→ EXERCISE MATERIAL
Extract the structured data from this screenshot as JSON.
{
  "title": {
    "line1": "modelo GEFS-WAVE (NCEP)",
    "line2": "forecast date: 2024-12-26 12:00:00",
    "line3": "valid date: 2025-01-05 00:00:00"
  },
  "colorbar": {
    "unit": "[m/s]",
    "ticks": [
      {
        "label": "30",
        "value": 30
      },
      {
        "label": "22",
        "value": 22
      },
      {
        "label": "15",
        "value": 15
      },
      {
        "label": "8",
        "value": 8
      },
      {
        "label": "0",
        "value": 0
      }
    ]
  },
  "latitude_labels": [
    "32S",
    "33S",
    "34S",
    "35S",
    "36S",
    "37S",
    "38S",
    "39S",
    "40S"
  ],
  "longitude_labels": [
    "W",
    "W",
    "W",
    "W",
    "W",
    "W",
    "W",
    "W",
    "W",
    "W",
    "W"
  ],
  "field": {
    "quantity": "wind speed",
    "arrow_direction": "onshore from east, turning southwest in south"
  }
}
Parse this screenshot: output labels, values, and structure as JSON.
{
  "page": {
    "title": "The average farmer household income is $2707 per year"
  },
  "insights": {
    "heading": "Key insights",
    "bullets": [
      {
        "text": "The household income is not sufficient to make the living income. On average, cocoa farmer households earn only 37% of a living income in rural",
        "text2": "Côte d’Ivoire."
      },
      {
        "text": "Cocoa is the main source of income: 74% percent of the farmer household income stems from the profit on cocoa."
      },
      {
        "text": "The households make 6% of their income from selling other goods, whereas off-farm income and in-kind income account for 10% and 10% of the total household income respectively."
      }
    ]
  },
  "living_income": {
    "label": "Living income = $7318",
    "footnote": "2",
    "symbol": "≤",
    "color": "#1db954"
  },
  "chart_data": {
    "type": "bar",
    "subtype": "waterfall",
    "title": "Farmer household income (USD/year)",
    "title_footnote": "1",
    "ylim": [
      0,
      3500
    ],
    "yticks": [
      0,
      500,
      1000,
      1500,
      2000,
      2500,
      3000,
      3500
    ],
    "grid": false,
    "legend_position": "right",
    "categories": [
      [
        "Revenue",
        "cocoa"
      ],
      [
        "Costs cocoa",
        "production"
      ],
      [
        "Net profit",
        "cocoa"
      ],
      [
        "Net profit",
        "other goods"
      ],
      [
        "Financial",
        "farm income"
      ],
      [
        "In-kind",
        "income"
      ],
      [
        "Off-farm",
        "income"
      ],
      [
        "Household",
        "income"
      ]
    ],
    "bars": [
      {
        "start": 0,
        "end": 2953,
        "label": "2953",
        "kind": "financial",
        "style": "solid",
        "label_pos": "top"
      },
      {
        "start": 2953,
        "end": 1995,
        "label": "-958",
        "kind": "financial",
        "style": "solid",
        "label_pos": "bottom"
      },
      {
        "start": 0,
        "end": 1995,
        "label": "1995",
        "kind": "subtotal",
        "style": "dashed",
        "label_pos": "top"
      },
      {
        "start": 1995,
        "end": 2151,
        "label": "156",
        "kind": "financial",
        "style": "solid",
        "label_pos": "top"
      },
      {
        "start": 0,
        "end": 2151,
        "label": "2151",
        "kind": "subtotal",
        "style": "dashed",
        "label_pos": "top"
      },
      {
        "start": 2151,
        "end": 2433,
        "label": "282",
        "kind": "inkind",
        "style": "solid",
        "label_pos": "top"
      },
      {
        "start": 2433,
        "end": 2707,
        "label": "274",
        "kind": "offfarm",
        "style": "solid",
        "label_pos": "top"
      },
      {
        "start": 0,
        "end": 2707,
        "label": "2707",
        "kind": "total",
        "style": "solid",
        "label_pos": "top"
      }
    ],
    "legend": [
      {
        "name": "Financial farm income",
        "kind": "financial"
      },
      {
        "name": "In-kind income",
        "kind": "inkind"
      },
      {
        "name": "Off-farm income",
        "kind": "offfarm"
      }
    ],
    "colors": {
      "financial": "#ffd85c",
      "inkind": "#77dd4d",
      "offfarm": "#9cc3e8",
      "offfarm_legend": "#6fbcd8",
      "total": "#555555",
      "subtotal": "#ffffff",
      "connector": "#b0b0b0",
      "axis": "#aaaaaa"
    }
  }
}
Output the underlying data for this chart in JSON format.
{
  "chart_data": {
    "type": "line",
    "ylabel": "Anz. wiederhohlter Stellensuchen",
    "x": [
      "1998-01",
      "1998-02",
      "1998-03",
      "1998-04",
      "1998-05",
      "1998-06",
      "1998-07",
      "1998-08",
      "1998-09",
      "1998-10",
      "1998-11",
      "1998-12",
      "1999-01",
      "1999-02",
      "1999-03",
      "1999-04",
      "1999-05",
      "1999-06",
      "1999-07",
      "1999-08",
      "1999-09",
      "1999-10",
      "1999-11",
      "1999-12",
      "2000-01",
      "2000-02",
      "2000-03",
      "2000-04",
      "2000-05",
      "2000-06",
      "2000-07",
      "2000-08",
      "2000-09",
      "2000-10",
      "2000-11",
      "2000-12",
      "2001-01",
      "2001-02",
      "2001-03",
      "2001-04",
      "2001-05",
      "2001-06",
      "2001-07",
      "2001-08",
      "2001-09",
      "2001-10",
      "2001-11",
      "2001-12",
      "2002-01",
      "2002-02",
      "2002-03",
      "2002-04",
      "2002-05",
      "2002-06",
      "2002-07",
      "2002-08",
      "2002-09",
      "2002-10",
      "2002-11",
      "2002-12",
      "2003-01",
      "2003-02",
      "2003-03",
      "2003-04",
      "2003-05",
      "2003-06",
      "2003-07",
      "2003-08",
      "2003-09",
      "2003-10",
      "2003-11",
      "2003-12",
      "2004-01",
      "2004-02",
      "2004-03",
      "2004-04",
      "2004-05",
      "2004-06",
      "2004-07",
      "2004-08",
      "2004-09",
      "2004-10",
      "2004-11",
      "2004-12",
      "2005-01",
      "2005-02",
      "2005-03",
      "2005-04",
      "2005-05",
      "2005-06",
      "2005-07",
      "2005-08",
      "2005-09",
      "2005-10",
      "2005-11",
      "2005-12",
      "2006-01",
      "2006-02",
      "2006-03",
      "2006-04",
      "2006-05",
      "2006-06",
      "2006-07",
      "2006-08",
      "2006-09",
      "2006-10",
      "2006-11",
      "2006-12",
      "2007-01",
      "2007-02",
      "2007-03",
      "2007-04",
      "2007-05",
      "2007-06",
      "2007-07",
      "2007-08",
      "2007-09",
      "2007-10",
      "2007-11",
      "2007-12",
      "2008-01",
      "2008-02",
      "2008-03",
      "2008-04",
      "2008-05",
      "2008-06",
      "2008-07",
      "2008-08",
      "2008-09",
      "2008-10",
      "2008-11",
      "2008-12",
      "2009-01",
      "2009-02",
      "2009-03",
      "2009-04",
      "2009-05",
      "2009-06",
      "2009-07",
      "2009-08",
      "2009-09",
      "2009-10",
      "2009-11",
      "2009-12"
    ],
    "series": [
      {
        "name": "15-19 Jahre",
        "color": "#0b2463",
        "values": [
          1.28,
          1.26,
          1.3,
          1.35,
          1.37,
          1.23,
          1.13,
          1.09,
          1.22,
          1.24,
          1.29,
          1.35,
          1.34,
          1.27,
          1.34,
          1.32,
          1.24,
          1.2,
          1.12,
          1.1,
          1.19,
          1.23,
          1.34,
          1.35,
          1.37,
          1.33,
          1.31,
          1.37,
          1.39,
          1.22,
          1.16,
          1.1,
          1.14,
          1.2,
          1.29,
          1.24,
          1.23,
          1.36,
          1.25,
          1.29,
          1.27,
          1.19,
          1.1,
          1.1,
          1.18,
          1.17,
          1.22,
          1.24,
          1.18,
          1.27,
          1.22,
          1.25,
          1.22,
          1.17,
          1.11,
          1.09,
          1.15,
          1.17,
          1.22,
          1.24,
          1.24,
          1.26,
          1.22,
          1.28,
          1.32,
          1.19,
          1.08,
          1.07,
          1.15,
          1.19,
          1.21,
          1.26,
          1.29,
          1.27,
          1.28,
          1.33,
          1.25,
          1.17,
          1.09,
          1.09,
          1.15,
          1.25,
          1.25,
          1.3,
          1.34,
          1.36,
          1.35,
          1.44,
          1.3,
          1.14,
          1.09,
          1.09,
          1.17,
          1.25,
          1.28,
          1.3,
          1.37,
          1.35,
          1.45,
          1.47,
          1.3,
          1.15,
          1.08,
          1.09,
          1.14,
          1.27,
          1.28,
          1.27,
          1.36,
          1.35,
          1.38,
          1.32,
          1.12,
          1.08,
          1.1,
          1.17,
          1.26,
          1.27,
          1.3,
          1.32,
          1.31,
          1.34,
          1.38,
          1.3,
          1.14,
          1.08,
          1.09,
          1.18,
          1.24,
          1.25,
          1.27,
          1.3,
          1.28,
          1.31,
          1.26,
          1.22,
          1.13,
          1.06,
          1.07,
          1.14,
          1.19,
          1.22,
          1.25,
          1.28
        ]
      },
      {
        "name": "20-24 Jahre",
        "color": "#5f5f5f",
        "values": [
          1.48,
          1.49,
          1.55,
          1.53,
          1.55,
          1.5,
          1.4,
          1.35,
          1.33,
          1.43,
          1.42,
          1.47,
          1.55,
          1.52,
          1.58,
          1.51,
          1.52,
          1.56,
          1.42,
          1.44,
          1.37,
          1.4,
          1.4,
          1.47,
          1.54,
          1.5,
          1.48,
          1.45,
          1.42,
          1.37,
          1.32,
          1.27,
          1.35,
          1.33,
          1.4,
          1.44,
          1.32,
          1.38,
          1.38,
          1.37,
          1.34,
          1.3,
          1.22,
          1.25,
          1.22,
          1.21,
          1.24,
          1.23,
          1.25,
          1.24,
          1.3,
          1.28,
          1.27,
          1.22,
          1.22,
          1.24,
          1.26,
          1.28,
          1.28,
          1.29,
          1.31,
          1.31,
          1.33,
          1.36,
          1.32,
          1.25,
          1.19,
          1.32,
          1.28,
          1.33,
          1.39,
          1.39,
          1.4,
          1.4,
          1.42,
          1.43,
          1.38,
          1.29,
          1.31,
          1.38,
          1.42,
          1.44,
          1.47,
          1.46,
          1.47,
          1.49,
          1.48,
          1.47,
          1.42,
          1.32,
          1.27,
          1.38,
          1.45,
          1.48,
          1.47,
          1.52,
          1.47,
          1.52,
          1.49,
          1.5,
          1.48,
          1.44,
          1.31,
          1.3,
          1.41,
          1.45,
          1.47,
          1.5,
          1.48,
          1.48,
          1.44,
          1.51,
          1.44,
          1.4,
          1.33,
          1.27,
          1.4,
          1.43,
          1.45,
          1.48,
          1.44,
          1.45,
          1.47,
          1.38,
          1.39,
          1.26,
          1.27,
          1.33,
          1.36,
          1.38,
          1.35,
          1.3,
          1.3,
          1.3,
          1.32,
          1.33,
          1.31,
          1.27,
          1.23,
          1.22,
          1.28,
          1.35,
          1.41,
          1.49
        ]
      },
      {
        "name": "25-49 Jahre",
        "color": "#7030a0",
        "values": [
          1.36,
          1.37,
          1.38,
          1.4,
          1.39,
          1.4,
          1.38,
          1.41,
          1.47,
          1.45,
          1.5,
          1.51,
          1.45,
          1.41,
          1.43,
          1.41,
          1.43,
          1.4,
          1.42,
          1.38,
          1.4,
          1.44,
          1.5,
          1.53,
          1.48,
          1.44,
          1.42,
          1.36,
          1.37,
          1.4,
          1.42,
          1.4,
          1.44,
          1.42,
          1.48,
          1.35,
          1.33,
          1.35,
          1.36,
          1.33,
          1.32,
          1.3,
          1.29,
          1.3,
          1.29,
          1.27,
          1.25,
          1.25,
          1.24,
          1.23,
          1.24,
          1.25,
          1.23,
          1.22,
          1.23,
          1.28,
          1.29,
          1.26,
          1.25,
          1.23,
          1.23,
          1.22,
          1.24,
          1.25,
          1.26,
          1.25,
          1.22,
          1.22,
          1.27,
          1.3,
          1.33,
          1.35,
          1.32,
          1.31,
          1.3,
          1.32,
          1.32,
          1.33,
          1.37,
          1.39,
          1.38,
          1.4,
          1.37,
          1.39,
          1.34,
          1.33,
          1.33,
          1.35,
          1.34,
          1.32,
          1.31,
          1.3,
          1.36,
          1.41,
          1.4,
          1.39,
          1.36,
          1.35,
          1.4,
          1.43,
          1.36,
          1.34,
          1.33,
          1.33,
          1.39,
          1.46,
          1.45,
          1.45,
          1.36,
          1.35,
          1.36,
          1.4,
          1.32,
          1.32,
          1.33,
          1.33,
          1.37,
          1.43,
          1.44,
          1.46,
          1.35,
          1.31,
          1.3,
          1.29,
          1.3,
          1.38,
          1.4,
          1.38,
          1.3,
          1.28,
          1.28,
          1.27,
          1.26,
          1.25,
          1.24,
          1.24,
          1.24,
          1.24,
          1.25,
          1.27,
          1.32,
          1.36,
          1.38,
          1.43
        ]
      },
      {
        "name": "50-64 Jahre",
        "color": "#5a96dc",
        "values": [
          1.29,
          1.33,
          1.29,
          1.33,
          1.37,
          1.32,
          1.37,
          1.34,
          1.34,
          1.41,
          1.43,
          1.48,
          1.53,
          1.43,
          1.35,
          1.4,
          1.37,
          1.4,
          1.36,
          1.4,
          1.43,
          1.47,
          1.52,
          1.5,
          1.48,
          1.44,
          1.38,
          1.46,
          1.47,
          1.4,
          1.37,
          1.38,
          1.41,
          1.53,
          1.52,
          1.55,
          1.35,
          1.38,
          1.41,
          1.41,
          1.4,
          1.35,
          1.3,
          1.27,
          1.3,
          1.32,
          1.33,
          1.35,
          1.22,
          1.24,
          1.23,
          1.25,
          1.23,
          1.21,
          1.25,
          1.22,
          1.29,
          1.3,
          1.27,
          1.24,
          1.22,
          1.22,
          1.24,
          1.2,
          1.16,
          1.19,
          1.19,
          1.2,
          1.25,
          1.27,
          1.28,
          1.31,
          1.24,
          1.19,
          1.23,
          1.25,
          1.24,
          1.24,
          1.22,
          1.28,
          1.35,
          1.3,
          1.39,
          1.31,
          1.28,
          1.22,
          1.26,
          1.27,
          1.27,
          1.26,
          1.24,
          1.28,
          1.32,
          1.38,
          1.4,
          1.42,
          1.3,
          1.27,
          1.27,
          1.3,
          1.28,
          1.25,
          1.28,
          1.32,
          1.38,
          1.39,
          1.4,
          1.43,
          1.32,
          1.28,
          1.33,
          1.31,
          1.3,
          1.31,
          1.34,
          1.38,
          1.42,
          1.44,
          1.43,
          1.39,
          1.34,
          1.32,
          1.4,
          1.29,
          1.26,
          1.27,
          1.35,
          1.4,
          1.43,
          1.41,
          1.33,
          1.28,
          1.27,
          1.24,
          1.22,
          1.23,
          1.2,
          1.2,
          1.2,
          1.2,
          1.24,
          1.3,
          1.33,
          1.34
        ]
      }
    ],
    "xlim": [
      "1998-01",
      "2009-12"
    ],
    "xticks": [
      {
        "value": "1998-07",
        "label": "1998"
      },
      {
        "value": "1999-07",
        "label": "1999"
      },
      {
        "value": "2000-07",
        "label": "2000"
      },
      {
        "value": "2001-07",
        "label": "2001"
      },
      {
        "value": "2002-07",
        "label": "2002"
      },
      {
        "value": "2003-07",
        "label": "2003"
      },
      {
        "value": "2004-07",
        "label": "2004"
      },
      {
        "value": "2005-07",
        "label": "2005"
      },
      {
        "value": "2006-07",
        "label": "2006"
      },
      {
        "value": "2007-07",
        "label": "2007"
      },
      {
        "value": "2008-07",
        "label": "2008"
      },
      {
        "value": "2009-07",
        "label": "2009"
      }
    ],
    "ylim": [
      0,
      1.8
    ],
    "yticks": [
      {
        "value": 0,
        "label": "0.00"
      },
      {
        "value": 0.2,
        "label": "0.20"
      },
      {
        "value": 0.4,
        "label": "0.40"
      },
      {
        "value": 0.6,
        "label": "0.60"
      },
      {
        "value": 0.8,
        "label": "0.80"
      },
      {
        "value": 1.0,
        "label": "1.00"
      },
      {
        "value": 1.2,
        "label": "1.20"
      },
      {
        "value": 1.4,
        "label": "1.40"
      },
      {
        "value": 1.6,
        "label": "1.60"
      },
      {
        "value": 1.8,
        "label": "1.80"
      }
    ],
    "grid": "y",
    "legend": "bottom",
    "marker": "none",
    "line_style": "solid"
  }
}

→ WHAT YOU HAVE TO DO
Count the lines in the records above that contain the word "year", and give only that number.

→ TASK SOLUTION
2